## RECORDS FOR THIS EXERCISE
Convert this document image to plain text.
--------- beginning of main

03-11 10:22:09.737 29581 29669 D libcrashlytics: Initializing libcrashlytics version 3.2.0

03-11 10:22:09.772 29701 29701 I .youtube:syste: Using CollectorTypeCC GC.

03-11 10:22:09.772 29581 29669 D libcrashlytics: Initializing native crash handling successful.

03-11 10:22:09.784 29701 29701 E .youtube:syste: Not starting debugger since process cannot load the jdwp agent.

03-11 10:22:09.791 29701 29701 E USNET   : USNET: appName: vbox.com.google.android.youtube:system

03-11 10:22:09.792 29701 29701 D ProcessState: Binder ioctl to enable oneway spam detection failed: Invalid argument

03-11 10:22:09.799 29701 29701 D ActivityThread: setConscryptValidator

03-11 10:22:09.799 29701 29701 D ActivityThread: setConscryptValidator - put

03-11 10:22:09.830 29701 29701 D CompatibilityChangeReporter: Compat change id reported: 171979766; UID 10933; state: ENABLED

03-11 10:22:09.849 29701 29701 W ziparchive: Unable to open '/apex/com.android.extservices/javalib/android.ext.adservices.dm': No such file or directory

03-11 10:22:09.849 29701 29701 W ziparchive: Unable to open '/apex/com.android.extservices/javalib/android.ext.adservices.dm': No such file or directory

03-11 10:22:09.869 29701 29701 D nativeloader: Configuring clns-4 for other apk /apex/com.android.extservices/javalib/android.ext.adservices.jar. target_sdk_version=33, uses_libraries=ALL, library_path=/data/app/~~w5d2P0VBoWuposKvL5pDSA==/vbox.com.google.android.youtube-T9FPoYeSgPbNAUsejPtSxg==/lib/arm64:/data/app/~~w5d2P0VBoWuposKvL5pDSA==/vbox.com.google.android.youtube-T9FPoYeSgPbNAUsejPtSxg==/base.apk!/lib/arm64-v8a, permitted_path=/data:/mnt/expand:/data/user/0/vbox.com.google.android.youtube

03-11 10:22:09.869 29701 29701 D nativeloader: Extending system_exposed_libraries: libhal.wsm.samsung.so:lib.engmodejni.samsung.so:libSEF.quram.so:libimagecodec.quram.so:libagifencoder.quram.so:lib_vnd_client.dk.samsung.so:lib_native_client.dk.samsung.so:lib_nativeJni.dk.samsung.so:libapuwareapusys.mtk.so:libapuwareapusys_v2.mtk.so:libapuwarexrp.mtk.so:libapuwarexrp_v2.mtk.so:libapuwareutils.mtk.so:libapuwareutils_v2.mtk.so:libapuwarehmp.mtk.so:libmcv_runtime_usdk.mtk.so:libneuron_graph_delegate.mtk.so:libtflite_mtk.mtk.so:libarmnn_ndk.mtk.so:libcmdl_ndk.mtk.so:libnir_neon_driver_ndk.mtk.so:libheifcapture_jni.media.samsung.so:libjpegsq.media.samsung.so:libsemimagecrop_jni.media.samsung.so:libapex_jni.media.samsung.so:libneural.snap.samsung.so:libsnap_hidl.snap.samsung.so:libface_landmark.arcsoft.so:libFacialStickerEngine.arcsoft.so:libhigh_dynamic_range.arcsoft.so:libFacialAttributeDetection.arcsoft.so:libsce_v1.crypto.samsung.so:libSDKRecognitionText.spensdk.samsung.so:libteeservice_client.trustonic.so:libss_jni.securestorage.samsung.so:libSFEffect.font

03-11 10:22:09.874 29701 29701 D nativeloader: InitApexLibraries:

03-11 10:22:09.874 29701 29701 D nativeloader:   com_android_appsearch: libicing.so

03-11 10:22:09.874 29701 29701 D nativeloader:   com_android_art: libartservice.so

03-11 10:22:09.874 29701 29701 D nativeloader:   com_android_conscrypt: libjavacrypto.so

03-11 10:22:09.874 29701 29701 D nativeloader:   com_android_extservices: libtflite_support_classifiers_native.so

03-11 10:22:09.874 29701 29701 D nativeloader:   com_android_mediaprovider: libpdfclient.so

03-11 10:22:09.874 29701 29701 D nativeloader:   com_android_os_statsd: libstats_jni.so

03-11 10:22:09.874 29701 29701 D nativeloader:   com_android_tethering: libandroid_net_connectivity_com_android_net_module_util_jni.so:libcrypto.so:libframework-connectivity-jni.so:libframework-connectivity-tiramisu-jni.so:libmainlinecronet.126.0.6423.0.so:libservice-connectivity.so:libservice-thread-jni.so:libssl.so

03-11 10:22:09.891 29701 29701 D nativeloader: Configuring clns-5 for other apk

## REQUIRED TASK
Show, from the material above, each line that includes the string "libcrashlytics".

## ANSWER TO THE EXERCISE
03-11 10:22:09.737 29581 29669 D libcrashlytics: Initializing libcrashlytics version 3.2.0
03-11 10:22:09.772 29581 29669 D libcrashlytics: Initializing native crash handling successful.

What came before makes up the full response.